→ **Dataset items**
+ + + + +

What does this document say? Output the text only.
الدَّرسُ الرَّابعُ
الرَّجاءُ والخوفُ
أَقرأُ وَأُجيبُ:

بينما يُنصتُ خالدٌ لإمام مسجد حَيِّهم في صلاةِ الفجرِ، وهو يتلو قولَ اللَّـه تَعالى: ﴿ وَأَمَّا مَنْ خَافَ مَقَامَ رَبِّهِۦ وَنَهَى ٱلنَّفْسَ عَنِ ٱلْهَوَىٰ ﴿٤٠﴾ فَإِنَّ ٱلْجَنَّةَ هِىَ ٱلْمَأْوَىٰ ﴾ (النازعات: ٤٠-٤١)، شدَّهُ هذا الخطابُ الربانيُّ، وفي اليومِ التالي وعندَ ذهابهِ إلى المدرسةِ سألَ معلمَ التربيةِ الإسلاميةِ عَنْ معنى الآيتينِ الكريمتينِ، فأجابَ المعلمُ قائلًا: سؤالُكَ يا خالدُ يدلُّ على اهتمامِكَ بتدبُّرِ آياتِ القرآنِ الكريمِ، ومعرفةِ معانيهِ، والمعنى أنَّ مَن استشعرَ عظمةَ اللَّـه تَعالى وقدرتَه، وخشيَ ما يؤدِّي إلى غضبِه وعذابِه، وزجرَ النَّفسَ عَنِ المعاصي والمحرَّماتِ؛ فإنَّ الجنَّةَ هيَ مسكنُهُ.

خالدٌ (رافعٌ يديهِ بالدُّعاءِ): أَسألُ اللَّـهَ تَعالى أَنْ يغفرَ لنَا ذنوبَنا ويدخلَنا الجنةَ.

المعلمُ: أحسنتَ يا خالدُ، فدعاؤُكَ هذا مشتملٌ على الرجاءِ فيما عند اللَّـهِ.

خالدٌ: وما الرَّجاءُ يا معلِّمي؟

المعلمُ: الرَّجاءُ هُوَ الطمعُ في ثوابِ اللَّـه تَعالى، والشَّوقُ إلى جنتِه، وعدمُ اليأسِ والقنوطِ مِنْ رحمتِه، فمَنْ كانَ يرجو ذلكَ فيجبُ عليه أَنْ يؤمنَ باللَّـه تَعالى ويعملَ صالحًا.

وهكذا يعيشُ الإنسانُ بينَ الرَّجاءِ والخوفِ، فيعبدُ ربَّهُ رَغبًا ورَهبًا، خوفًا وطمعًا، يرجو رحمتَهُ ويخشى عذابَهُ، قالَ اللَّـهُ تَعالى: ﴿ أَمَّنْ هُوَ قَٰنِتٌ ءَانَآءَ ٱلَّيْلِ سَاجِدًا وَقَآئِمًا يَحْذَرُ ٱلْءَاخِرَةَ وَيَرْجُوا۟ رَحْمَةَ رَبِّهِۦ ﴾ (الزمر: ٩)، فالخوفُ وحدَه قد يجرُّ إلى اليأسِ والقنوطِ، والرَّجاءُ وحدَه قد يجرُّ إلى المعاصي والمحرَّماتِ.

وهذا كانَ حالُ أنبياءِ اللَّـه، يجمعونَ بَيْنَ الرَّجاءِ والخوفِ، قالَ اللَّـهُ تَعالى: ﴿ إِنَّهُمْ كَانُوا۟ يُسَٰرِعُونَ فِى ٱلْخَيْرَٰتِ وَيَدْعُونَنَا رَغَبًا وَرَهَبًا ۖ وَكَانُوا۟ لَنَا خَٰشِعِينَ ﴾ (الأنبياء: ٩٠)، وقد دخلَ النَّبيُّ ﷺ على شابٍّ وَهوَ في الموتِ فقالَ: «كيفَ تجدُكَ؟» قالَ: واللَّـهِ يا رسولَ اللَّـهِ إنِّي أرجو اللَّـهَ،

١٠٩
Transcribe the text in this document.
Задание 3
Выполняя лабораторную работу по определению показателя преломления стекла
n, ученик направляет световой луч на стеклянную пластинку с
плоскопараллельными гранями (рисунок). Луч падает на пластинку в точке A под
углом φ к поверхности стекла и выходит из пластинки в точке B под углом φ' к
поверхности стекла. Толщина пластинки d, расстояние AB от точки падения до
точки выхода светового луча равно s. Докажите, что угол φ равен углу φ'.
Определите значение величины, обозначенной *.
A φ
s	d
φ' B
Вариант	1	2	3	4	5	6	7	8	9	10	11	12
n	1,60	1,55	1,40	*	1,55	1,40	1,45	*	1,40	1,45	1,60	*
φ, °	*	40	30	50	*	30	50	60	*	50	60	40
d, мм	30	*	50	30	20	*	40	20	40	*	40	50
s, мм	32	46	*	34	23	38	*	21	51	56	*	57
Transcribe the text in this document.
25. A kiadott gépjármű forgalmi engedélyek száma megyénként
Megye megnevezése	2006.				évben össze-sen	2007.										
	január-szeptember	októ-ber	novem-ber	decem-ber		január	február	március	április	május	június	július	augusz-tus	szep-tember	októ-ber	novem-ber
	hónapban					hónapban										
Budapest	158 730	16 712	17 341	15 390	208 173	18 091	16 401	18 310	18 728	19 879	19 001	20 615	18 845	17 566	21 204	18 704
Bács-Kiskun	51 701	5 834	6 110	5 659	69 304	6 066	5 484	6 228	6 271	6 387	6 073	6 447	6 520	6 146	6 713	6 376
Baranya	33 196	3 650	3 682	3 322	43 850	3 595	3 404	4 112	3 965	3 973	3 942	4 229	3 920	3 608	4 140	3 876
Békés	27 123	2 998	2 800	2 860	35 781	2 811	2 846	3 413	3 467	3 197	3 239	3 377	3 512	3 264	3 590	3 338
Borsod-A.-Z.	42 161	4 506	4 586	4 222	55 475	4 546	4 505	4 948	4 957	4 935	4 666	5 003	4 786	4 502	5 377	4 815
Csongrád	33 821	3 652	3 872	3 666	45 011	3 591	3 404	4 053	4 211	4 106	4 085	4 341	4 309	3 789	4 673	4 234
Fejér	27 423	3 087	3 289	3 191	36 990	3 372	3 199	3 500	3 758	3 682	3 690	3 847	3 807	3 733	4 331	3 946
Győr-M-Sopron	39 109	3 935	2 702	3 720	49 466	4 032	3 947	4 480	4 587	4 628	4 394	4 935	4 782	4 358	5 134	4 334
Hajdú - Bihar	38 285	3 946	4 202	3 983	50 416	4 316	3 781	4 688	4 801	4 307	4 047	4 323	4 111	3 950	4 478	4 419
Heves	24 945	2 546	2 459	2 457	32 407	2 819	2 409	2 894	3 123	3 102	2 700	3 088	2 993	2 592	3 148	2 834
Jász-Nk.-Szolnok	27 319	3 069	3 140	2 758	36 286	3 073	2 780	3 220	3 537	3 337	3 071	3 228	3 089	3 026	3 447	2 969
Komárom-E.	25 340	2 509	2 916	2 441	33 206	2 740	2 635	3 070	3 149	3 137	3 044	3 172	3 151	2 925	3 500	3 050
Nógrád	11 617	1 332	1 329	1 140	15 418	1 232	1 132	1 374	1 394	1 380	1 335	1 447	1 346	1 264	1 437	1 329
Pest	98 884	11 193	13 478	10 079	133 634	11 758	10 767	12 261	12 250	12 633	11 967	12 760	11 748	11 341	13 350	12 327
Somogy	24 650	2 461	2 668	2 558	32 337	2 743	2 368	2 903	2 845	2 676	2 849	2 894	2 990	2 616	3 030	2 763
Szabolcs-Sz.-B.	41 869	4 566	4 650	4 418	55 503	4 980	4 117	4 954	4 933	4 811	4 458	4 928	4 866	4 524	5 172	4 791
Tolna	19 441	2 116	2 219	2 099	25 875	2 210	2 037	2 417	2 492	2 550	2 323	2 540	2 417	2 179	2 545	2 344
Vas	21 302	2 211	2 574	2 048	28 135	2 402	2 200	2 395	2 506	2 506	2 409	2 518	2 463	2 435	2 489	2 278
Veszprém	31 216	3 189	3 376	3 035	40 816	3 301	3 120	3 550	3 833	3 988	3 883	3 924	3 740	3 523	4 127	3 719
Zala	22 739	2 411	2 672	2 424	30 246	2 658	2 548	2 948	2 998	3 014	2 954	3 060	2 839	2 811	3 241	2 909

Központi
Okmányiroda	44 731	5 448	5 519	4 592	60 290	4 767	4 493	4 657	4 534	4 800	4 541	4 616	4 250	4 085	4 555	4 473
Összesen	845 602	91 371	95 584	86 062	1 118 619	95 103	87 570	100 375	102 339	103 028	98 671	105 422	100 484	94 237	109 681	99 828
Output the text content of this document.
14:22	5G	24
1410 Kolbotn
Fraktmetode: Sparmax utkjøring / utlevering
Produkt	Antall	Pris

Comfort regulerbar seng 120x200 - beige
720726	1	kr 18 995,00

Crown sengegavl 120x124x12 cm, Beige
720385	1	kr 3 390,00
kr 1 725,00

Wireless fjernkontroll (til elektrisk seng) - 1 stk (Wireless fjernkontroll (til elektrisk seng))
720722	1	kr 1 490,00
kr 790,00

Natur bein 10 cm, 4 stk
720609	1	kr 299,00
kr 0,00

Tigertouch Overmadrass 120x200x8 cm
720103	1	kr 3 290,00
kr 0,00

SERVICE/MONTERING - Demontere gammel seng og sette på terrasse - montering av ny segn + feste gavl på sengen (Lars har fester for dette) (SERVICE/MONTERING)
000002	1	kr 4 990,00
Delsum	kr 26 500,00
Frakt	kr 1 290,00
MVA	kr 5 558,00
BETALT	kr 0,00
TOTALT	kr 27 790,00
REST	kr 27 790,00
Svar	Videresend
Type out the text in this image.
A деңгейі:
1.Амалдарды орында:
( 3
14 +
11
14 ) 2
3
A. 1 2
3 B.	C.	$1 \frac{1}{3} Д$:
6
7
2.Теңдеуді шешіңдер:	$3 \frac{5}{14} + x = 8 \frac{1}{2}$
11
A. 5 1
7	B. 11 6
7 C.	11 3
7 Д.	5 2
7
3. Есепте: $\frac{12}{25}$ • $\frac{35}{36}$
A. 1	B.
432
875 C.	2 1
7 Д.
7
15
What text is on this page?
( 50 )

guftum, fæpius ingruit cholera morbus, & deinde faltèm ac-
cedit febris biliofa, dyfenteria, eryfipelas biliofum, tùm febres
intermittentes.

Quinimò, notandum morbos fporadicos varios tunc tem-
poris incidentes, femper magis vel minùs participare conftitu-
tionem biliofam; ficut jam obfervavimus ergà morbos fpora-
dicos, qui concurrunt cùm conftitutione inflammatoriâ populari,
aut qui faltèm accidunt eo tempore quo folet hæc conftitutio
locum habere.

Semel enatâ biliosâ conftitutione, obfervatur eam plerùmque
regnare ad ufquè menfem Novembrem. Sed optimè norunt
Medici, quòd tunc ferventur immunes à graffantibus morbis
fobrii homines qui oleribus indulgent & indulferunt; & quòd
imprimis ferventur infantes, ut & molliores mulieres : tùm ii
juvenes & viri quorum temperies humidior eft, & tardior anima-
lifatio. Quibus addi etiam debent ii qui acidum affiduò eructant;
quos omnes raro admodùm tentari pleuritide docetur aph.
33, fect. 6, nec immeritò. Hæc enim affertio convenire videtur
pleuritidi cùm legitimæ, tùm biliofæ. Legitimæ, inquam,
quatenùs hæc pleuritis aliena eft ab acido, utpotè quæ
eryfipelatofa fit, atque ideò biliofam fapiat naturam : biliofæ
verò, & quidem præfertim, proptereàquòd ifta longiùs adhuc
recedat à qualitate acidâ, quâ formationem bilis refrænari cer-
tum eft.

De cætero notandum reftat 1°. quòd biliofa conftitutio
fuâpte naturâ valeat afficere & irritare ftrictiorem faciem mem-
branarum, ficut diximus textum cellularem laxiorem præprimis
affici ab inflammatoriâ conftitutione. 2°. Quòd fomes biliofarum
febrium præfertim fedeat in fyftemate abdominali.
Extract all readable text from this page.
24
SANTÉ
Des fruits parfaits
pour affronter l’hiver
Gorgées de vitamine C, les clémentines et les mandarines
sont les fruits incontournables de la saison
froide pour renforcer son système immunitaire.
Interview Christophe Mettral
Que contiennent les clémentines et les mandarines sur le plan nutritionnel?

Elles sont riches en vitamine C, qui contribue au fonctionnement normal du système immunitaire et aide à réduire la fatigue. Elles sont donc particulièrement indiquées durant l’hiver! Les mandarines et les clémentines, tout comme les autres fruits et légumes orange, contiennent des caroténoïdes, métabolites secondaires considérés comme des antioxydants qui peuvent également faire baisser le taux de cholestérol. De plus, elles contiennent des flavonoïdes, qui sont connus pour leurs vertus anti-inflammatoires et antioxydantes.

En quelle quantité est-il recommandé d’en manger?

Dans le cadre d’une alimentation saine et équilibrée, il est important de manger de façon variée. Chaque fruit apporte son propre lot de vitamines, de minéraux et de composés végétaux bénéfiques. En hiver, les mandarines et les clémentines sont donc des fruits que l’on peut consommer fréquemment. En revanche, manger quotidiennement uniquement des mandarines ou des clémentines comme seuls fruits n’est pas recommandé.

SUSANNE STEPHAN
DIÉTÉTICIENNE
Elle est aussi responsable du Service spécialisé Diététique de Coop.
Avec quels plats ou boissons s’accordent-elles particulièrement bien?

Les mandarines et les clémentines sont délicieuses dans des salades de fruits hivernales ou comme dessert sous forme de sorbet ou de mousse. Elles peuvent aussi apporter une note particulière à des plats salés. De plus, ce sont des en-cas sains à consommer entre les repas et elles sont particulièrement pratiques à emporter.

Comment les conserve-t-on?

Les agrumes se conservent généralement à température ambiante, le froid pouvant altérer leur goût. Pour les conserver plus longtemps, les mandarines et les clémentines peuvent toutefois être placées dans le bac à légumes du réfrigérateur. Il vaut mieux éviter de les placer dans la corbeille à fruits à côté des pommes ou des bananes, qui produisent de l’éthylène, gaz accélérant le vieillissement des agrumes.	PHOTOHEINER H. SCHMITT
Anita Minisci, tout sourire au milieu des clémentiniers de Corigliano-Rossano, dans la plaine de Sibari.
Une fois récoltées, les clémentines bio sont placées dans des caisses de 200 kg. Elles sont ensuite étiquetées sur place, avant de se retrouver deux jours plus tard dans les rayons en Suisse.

+ + + + +

→ **Given instruction**
Which lines in the listing above hold the word "conftitutione"? Show each of them.

→ **Task answer**
dicos, qui concurrunt cùm conftitutione inflammatoriâ populari,
Semel enatâ biliosâ conftitutione, obfervatur eam plerùmque
affici ab inflammatoriâ conftitutione. 2°. Quòd fomes biliofarum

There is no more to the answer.